[start]
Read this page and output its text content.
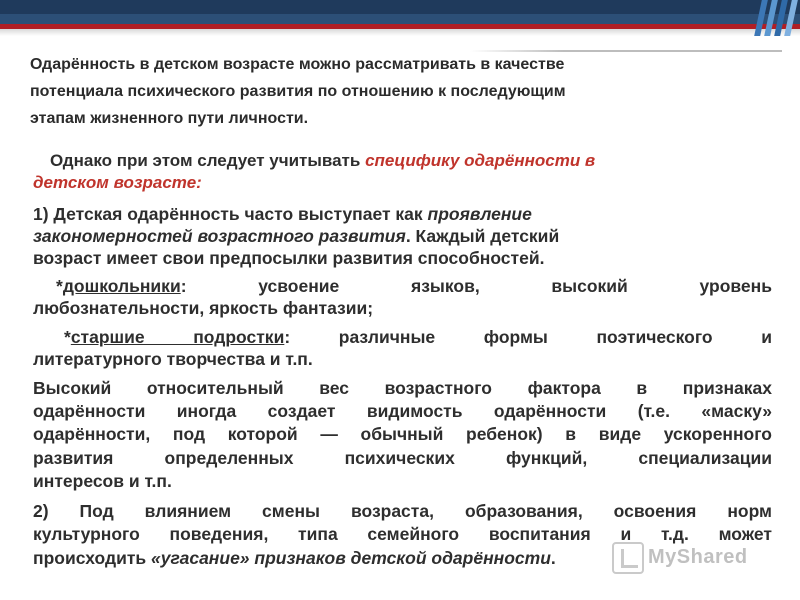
Одарённость в детском возрасте можно рассматривать в качестве
потенциала психического развития по отношению к последующим
этапам жизненного пути личности.
Однако при этом следует учитывать специфику одарённости в
детском возрасте:
1) Детская одарённость часто выступает как проявление
закономерностей возрастного развития. Каждый детский
возраст имеет свои предпосылки развития способностей.
*дошкольники: усвоение языков, высокий уровень
любознательности, яркость фантазии;
*старшие подростки: различные формы поэтического и
литературного творчества и т.п.
Высокий относительный вес возрастного фактора в признаках
одарённости иногда создает видимость одарённости (т.е. «маску»
одарённости, под которой — обычный ребенок) в виде ускоренного
развития определенных психических функций, специализации
интересов и т.п.
2) Под влиянием смены возраста, образования, освоения норм
культурного поведения, типа семейного воспитания и т.д. может
происходить «угасание» признаков детской одарённости.	MyShared
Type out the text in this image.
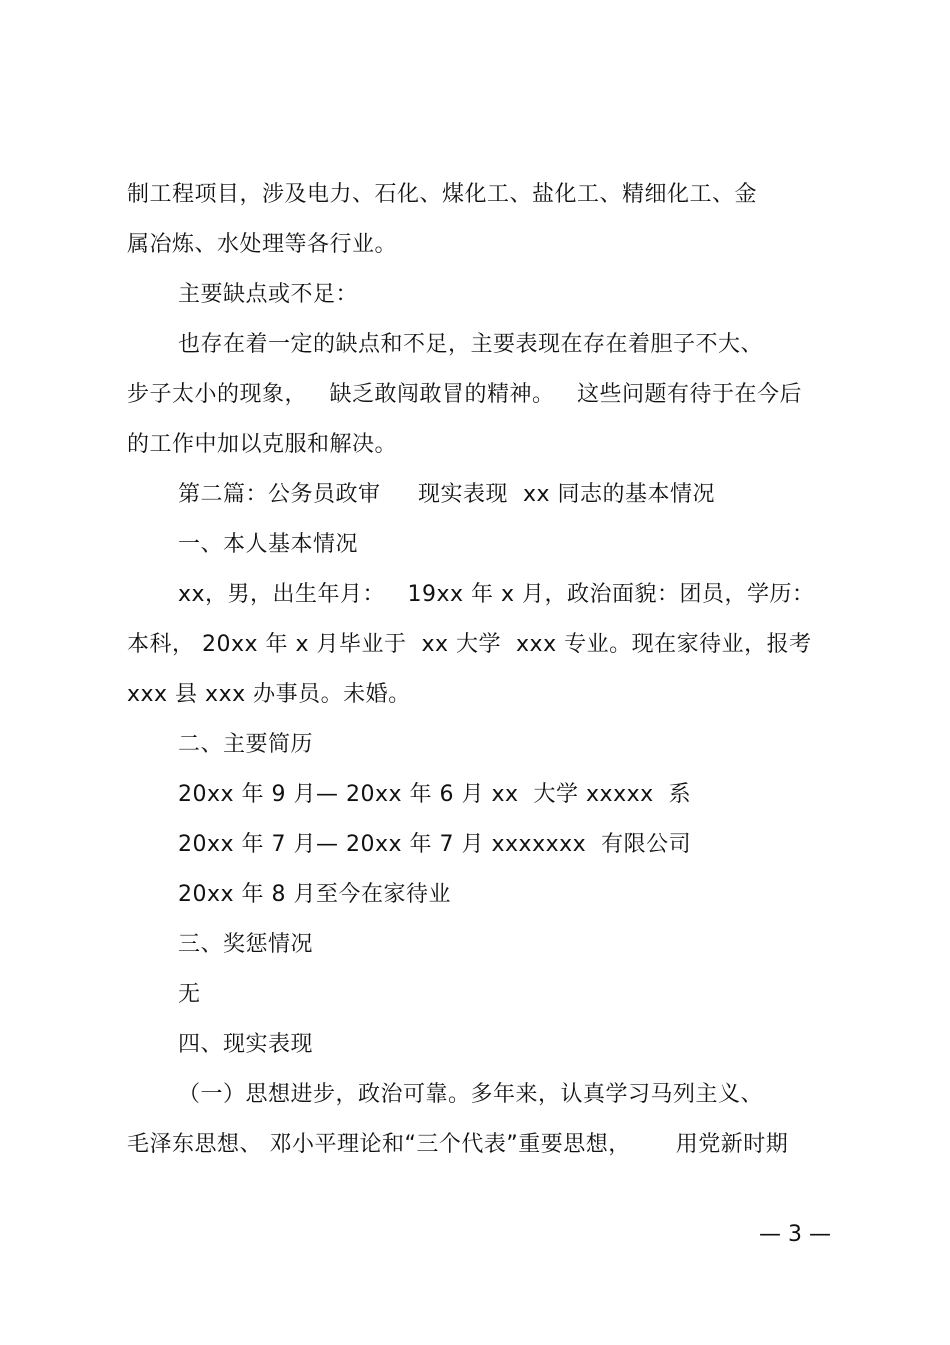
制工程项目，涉及电力、石化、煤化工、盐化工、精细化工、金
属冶炼、水处理等各行业。
主要缺点或不足：
也存在着一定的缺点和不足，主要表现在存在着胆子不大、
步子太小的现象，   缺乏敢闯敢冒的精神。   这些问题有待于在今后
的工作中加以克服和解决。
第二篇：公务员政审     现实表现  xx 同志的基本情况
一、本人基本情况
xx，男，出生年月：   19xx 年 x 月，政治面貌：团员，学历：
本科， 20xx 年 x 月毕业于  xx 大学  xxx 专业。现在家待业，报考
xxx 县 xxx 办事员。未婚。
二、主要简历
20xx 年 9 月— 20xx 年 6 月 xx  大学 xxxxx  系
20xx 年 7 月— 20xx 年 7 月 xxxxxxx  有限公司
20xx 年 8 月至今在家待业
三、奖惩情况
无
四、现实表现
（一）思想进步，政治可靠。多年来，认真学习马列主义、
毛泽东思想、 邓小平理论和“三个代表”重要思想，      用党新时期
— 3 —
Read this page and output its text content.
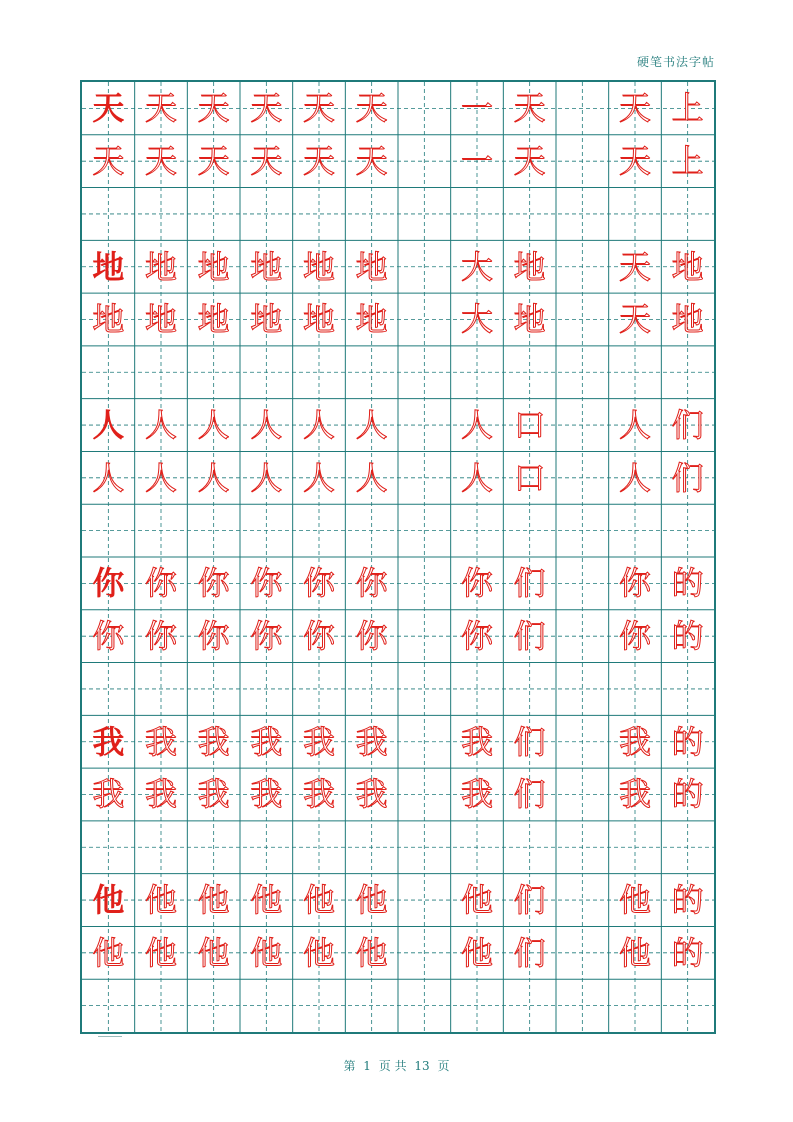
硬笔书法字帖
天 天 天 天 天 天	一 天	天 上
天 天 天 天 天 天	一 天	天 上
地 地 地 地 地 地	大 地	天 地
地 地 地 地 地 地	大 地	天 地
人 人 人 人 人 人	人 口	人 们
人 人 人 人 人 人	人 口	人 们
你 你 你 你 你 你	你 们	你 的
你 你 你 你 你 你	你 们	你 的
我 我 我 我 我 我	我 们	我 的
我 我 我 我 我 我	我 们	我 的
他 他 他 他 他 他	他 们	他 的
他 他 他 他 他 他	他 们	他 的
第 1 页 共 13 页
[end]
__Exercise brief__. Look through the records and gather each line with the word "возрасте".

__Exercise output__.
Одарённость в детском возрасте можно рассматривать в качестве
детском возрасте:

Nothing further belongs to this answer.